What the exercise asks
Display each line of the data below that contains the string "plot". Matching is case-sensitive.
───
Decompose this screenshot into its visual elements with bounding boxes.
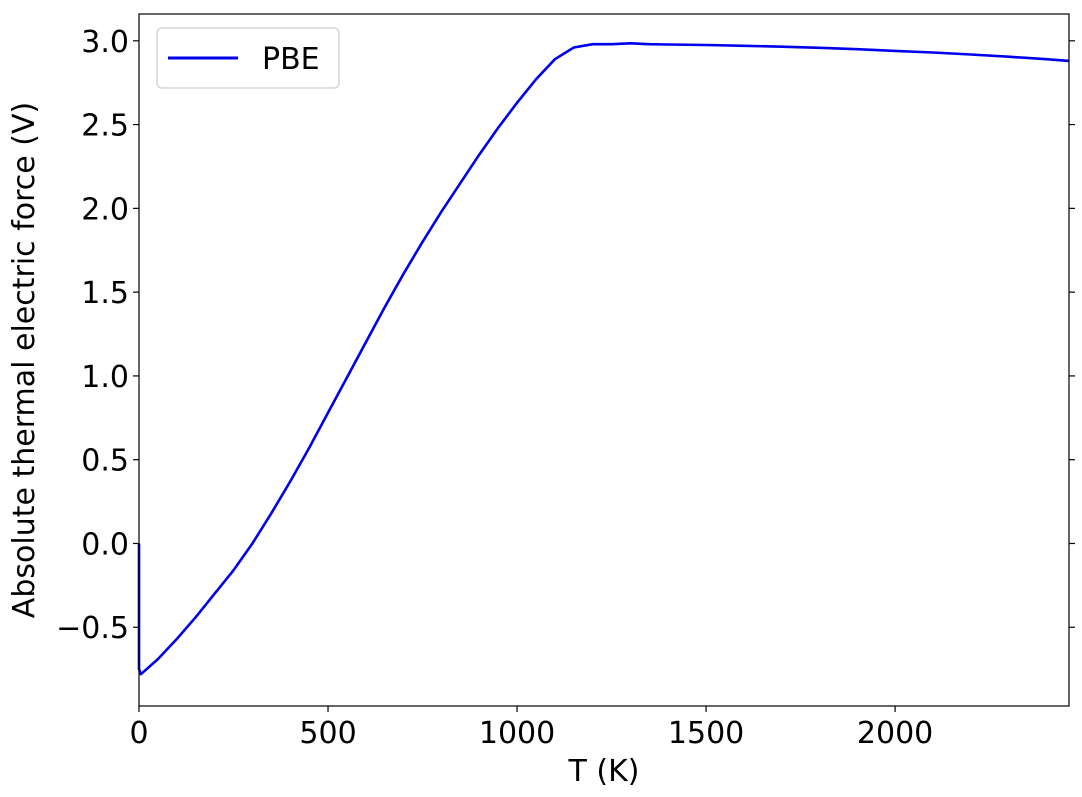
- x-tick-label: 1500: [668, 716, 744, 751]
- y-tick-label: 1.5: [81, 276, 129, 311]
- legend: PBE: [156, 27, 340, 89]
- plot-area: [137, 41, 1070, 676]
- y-axis: −0.5 0.0 0.5 1.0 1.5 2.0 2.5 3.0: [56, 25, 1075, 646]
- x-axis-label: T (K): [568, 754, 640, 789]
- y-tick-label: −0.5: [56, 611, 129, 646]
- y-tick-label: 1.0: [81, 360, 129, 395]
- x-tick-label: 2000: [857, 716, 933, 751]
- series-line-pbe: [137, 41, 1070, 676]
- y-tick-label: 2.0: [81, 192, 129, 227]
- x-tick-label: 500: [299, 716, 356, 751]
- y-tick-label: 2.5: [81, 109, 129, 144]
- plot-frame: [138, 13, 1070, 707]
- x-axis: 0 500 1000 1500 2000: [129, 706, 933, 751]
- y-tick-label: 0.0: [81, 527, 129, 562]
- x-tick-label: 0: [129, 716, 148, 751]
- legend-box: [156, 27, 340, 89]
- y-tick-label: 0.5: [81, 444, 129, 479]
- y-tick-label: 3.0: [81, 25, 129, 60]
- legend-label: PBE: [262, 42, 320, 77]
- x-tick-label: 1000: [479, 716, 555, 751]
- y-axis-label: Absolute thermal electric force (V): [7, 102, 42, 618]
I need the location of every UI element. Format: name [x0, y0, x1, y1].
───
Written reply
- plot-area: [137, 41, 1070, 676]
- plot-frame: [138, 13, 1070, 707]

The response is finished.